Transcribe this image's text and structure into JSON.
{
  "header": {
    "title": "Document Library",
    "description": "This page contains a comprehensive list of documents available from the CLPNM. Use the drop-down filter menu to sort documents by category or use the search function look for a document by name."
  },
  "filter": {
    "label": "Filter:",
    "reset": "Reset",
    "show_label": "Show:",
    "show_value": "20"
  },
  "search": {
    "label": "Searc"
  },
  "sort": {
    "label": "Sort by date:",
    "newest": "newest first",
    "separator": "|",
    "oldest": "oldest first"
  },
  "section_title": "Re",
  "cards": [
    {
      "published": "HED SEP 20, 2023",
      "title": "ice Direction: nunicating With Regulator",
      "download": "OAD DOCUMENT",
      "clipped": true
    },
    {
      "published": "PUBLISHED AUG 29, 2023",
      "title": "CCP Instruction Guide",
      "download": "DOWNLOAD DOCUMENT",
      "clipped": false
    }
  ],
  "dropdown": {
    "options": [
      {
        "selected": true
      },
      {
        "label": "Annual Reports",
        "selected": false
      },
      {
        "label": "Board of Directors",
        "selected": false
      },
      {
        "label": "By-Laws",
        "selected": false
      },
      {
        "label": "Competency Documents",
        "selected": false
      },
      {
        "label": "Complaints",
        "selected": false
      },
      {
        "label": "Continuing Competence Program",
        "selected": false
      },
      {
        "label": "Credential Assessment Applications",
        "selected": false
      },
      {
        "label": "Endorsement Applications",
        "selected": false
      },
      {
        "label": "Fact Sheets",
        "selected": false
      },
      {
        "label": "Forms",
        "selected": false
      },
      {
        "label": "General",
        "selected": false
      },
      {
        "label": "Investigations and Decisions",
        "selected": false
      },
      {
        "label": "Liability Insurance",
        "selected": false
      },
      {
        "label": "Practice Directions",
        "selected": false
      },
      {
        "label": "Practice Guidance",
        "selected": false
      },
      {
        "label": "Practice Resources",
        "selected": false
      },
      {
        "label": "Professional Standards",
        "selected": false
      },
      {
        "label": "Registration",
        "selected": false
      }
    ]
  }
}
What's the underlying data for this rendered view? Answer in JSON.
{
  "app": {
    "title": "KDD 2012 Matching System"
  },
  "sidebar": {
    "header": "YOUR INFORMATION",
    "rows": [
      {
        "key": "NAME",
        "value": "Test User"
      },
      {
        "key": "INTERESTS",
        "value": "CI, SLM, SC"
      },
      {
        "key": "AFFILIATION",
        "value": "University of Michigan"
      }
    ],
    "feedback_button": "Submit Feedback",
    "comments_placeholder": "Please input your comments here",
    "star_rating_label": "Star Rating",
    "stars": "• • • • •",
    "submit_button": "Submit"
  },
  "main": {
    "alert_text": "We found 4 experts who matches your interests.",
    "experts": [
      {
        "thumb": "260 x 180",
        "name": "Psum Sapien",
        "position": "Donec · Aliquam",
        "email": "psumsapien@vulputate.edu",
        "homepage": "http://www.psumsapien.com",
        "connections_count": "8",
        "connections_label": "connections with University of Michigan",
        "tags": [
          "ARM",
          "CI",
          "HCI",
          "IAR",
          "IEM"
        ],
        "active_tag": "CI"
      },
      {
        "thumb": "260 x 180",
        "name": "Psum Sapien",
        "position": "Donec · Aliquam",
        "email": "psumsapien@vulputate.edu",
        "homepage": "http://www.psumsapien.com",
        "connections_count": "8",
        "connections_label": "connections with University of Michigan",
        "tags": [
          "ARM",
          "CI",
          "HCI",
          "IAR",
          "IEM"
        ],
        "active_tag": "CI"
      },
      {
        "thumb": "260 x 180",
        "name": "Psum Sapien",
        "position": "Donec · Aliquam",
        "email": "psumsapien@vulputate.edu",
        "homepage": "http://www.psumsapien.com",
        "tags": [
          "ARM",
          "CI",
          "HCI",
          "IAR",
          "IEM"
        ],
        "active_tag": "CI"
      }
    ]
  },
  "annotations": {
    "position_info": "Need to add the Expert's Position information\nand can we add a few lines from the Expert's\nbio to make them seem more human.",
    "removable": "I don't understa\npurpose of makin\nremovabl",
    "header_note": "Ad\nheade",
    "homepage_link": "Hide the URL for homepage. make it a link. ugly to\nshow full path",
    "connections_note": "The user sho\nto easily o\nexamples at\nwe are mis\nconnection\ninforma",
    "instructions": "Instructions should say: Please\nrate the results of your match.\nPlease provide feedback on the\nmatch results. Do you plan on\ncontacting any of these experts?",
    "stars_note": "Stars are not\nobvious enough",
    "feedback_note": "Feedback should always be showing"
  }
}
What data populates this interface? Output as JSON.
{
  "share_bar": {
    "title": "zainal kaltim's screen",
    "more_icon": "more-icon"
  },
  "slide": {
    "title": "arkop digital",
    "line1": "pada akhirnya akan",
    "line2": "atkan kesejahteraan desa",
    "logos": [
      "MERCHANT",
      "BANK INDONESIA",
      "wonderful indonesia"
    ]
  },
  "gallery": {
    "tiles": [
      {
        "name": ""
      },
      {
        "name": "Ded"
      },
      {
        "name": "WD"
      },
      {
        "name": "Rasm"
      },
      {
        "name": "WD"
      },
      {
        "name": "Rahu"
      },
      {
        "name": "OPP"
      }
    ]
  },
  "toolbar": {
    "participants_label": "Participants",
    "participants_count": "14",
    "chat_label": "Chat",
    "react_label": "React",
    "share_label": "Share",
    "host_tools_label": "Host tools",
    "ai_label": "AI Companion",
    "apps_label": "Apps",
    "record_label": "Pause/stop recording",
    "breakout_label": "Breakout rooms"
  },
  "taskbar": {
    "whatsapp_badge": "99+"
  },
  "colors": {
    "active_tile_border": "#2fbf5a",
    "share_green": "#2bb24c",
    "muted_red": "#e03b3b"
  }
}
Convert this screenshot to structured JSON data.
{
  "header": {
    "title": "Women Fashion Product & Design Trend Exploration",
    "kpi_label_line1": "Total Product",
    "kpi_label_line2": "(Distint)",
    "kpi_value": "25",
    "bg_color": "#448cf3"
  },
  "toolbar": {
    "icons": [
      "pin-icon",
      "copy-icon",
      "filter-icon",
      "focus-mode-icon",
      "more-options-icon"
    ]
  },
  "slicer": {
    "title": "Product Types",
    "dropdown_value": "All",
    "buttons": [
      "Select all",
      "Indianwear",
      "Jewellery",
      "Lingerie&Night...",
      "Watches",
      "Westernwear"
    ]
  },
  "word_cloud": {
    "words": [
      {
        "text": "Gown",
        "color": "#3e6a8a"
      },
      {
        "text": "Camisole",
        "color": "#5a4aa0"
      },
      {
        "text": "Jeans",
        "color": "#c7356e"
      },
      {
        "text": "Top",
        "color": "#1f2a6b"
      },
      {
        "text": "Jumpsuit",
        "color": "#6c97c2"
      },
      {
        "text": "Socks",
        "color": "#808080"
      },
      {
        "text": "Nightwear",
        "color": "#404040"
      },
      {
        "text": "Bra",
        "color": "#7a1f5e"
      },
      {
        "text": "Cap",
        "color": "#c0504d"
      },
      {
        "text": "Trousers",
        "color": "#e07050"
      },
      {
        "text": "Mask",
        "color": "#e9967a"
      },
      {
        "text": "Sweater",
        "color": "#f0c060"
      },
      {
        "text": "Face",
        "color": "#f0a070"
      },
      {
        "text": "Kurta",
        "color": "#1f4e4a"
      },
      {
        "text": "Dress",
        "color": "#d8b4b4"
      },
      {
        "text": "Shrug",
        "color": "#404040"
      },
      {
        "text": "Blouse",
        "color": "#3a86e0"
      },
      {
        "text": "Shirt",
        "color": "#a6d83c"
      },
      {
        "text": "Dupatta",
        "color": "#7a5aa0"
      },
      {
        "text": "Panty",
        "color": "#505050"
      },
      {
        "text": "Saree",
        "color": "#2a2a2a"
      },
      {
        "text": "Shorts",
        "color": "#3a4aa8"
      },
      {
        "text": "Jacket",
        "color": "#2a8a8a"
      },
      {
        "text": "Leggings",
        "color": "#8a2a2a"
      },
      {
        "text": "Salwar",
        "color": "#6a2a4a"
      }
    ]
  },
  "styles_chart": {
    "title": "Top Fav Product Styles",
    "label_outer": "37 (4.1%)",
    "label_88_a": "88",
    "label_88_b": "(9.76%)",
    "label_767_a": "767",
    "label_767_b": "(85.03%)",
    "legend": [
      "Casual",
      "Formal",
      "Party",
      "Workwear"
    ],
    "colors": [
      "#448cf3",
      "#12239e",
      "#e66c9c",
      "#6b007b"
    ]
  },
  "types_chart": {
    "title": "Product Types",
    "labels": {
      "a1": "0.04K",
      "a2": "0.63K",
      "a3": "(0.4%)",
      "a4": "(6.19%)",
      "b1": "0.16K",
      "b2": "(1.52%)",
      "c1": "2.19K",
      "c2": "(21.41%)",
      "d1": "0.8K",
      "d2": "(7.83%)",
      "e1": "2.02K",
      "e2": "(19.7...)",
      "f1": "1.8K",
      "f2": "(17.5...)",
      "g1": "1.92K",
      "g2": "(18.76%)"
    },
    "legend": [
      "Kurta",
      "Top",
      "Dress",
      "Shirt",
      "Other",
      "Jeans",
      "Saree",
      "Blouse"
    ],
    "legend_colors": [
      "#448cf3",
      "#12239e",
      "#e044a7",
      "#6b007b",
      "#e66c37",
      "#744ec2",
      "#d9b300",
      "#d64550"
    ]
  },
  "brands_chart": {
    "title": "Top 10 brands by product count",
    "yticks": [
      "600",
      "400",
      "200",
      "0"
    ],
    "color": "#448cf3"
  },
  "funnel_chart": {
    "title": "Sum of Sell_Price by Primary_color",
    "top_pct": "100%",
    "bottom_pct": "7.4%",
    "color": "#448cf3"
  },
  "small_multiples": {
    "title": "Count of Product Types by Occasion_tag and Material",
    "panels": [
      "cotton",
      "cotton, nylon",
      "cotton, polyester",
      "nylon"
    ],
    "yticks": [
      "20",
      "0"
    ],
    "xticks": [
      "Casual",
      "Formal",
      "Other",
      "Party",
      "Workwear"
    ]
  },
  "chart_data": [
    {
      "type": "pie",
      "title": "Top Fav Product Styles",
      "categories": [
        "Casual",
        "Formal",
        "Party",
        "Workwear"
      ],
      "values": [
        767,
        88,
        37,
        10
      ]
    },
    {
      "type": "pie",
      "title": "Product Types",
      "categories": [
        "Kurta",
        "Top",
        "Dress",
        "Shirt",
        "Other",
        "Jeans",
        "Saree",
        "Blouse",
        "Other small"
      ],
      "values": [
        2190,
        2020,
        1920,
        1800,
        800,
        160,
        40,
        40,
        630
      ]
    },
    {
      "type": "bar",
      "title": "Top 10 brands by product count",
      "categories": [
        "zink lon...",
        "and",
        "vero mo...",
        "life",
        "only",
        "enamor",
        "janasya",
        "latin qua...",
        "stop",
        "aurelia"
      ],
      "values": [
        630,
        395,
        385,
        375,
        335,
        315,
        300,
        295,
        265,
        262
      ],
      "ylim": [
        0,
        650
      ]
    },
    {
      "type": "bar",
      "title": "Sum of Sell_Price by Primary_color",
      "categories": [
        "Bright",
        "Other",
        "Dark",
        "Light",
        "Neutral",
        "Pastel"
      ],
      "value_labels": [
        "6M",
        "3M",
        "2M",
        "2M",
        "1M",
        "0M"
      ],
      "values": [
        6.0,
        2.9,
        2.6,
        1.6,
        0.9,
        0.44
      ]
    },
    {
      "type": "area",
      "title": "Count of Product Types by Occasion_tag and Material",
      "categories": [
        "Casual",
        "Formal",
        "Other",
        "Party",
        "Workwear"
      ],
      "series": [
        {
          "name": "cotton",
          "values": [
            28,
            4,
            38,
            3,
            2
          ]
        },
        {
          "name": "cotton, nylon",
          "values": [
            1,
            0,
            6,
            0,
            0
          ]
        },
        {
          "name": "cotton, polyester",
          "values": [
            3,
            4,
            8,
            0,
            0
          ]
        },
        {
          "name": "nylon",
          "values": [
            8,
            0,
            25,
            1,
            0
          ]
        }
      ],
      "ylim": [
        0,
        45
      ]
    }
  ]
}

········

→ Task directions
Copy out every line of the listing that contains the string "should".

→ Exercise answer
    "instructions": "Instructions should say: Please\nrate the results of your match.\nPlease provide feedback on the\nmatch results. Do you plan on\ncontacting any of these experts?",
    "feedback_note": "Feedback should always be showing"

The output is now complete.